— start Materials provided —

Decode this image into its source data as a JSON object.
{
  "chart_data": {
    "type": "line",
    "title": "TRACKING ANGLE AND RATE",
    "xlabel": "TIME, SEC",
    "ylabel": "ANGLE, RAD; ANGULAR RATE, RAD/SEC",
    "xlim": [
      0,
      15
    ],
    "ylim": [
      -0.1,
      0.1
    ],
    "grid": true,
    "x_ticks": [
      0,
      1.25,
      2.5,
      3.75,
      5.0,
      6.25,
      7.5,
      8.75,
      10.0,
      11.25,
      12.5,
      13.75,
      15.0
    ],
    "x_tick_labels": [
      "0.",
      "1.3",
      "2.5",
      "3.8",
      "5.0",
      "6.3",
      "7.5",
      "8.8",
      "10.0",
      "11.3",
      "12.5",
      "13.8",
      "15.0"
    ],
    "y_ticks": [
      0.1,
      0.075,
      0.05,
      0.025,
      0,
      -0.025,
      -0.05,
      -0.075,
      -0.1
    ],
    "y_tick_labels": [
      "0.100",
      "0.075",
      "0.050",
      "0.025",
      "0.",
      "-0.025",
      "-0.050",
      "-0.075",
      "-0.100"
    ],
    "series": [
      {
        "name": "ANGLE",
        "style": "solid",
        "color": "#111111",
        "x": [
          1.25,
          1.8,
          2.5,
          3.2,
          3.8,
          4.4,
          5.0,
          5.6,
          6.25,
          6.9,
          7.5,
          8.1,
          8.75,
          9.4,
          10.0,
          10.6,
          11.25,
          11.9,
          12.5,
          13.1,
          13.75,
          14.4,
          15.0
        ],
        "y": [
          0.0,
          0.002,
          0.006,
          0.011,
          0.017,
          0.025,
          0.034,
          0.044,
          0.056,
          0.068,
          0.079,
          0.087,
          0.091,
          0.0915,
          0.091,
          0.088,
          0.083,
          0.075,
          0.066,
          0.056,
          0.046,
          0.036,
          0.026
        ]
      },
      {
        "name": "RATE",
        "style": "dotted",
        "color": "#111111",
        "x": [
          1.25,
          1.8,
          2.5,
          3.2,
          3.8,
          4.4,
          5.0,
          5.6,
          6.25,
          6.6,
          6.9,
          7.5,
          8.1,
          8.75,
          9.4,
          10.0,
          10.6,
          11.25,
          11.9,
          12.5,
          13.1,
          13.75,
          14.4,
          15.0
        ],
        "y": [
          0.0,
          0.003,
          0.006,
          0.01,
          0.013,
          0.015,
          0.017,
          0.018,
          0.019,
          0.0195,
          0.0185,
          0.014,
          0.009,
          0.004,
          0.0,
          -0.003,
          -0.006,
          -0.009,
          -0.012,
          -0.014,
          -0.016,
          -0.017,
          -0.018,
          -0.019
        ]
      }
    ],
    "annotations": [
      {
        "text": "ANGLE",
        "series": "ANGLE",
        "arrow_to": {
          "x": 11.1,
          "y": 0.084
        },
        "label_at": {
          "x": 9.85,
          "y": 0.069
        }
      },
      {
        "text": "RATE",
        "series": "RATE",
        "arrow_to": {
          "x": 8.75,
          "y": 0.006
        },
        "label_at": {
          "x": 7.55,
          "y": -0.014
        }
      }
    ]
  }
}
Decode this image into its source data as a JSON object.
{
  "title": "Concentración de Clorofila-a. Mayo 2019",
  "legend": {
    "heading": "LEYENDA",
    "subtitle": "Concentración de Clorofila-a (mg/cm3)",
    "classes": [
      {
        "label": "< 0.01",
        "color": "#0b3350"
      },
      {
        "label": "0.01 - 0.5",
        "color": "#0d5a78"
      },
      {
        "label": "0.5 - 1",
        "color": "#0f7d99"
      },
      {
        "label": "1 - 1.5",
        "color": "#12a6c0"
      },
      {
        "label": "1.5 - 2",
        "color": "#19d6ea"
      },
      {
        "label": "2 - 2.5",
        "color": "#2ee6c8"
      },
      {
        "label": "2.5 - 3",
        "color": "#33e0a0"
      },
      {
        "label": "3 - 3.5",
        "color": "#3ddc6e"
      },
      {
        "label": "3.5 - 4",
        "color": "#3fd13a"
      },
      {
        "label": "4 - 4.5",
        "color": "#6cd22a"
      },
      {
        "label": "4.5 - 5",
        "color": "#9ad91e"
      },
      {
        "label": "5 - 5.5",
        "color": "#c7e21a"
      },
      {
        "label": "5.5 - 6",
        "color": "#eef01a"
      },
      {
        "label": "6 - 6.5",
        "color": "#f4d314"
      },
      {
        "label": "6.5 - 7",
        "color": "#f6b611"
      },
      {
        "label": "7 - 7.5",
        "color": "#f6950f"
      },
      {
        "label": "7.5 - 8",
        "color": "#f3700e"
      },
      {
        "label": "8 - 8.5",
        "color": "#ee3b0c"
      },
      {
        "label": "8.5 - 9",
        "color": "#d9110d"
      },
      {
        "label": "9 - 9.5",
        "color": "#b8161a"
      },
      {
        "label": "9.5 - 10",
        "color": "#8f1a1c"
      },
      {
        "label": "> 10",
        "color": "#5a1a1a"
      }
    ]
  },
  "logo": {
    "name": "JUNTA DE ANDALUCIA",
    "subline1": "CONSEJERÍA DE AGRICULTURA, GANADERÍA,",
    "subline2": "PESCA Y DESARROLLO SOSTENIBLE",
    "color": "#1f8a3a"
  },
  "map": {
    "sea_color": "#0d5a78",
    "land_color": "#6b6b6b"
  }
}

— end Materials provided —

Written exercise:
Return the full listing, character for character.

The output:
Decode this image into its source data as a JSON object.
{
  "chart_data": {
    "type": "line",
    "title": "TRACKING ANGLE AND RATE",
    "xlabel": "TIME, SEC",
    "ylabel": "ANGLE, RAD; ANGULAR RATE, RAD/SEC",
    "xlim": [
      0,
      15
    ],
    "ylim": [
      -0.1,
      0.1
    ],
    "grid": true,
    "x_ticks": [
      0,
      1.25,
      2.5,
      3.75,
      5.0,
      6.25,
      7.5,
      8.75,
      10.0,
      11.25,
      12.5,
      13.75,
      15.0
    ],
    "x_tick_labels": [
      "0.",
      "1.3",
      "2.5",
      "3.8",
      "5.0",
      "6.3",
      "7.5",
      "8.8",
      "10.0",
      "11.3",
      "12.5",
      "13.8",
      "15.0"
    ],
    "y_ticks": [
      0.1,
      0.075,
      0.05,
      0.025,
      0,
      -0.025,
      -0.05,
      -0.075,
      -0.1
    ],
    "y_tick_labels": [
      "0.100",
      "0.075",
      "0.050",
      "0.025",
      "0.",
      "-0.025",
      "-0.050",
      "-0.075",
      "-0.100"
    ],
    "series": [
      {
        "name": "ANGLE",
        "style": "solid",
        "color": "#111111",
        "x": [
          1.25,
          1.8,
          2.5,
          3.2,
          3.8,
          4.4,
          5.0,
          5.6,
          6.25,
          6.9,
          7.5,
          8.1,
          8.75,
          9.4,
          10.0,
          10.6,
          11.25,
          11.9,
          12.5,
          13.1,
          13.75,
          14.4,
          15.0
        ],
        "y": [
          0.0,
          0.002,
          0.006,
          0.011,
          0.017,
          0.025,
          0.034,
          0.044,
          0.056,
          0.068,
          0.079,
          0.087,
          0.091,
          0.0915,
          0.091,
          0.088,
          0.083,
          0.075,
          0.066,
          0.056,
          0.046,
          0.036,
          0.026
        ]
      },
      {
        "name": "RATE",
        "style": "dotted",
        "color": "#111111",
        "x": [
          1.25,
          1.8,
          2.5,
          3.2,
          3.8,
          4.4,
          5.0,
          5.6,
          6.25,
          6.6,
          6.9,
          7.5,
          8.1,
          8.75,
          9.4,
          10.0,
          10.6,
          11.25,
          11.9,
          12.5,
          13.1,
          13.75,
          14.4,
          15.0
        ],
        "y": [
          0.0,
          0.003,
          0.006,
          0.01,
          0.013,
          0.015,
          0.017,
          0.018,
          0.019,
          0.0195,
          0.0185,
          0.014,
          0.009,
          0.004,
          0.0,
          -0.003,
          -0.006,
          -0.009,
          -0.012,
          -0.014,
          -0.016,
          -0.017,
          -0.018,
          -0.019
        ]
      }
    ],
    "annotations": [
      {
        "text": "ANGLE",
        "series": "ANGLE",
        "arrow_to": {
          "x": 11.1,
          "y": 0.084
        },
        "label_at": {
          "x": 9.85,
          "y": 0.069
        }
      },
      {
        "text": "RATE",
        "series": "RATE",
        "arrow_to": {
          "x": 8.75,
          "y": 0.006
        },
        "label_at": {
          "x": 7.55,
          "y": -0.014
        }
      }
    ]
  }
}
Decode this image into its source data as a JSON object.
{
  "title": "Concentración de Clorofila-a. Mayo 2019",
  "legend": {
    "heading": "LEYENDA",
    "subtitle": "Concentración de Clorofila-a (mg/cm3)",
    "classes": [
      {
        "label": "< 0.01",
        "color": "#0b3350"
      },
      {
        "label": "0.01 - 0.5",
        "color": "#0d5a78"
      },
      {
        "label": "0.5 - 1",
        "color": "#0f7d99"
      },
      {
        "label": "1 - 1.5",
        "color": "#12a6c0"
      },
      {
        "label": "1.5 - 2",
        "color": "#19d6ea"
      },
      {
        "label": "2 - 2.5",
        "color": "#2ee6c8"
      },
      {
        "label": "2.5 - 3",
        "color": "#33e0a0"
      },
      {
        "label": "3 - 3.5",
        "color": "#3ddc6e"
      },
      {
        "label": "3.5 - 4",
        "color": "#3fd13a"
      },
      {
        "label": "4 - 4.5",
        "color": "#6cd22a"
      },
      {
        "label": "4.5 - 5",
        "color": "#9ad91e"
      },
      {
        "label": "5 - 5.5",
        "color": "#c7e21a"
      },
      {
        "label": "5.5 - 6",
        "color": "#eef01a"
      },
      {
        "label": "6 - 6.5",
        "color": "#f4d314"
      },
      {
        "label": "6.5 - 7",
        "color": "#f6b611"
      },
      {
        "label": "7 - 7.5",
        "color": "#f6950f"
      },
      {
        "label": "7.5 - 8",
        "color": "#f3700e"
      },
      {
        "label": "8 - 8.5",
        "color": "#ee3b0c"
      },
      {
        "label": "8.5 - 9",
        "color": "#d9110d"
      },
      {
        "label": "9 - 9.5",
        "color": "#b8161a"
      },
      {
        "label": "9.5 - 10",
        "color": "#8f1a1c"
      },
      {
        "label": "> 10",
        "color": "#5a1a1a"
      }
    ]
  },
  "logo": {
    "name": "JUNTA DE ANDALUCIA",
    "subline1": "CONSEJERÍA DE AGRICULTURA, GANADERÍA,",
    "subline2": "PESCA Y DESARROLLO SOSTENIBLE",
    "color": "#1f8a3a"
  },
  "map": {
    "sea_color": "#0d5a78",
    "land_color": "#6b6b6b"
  }
}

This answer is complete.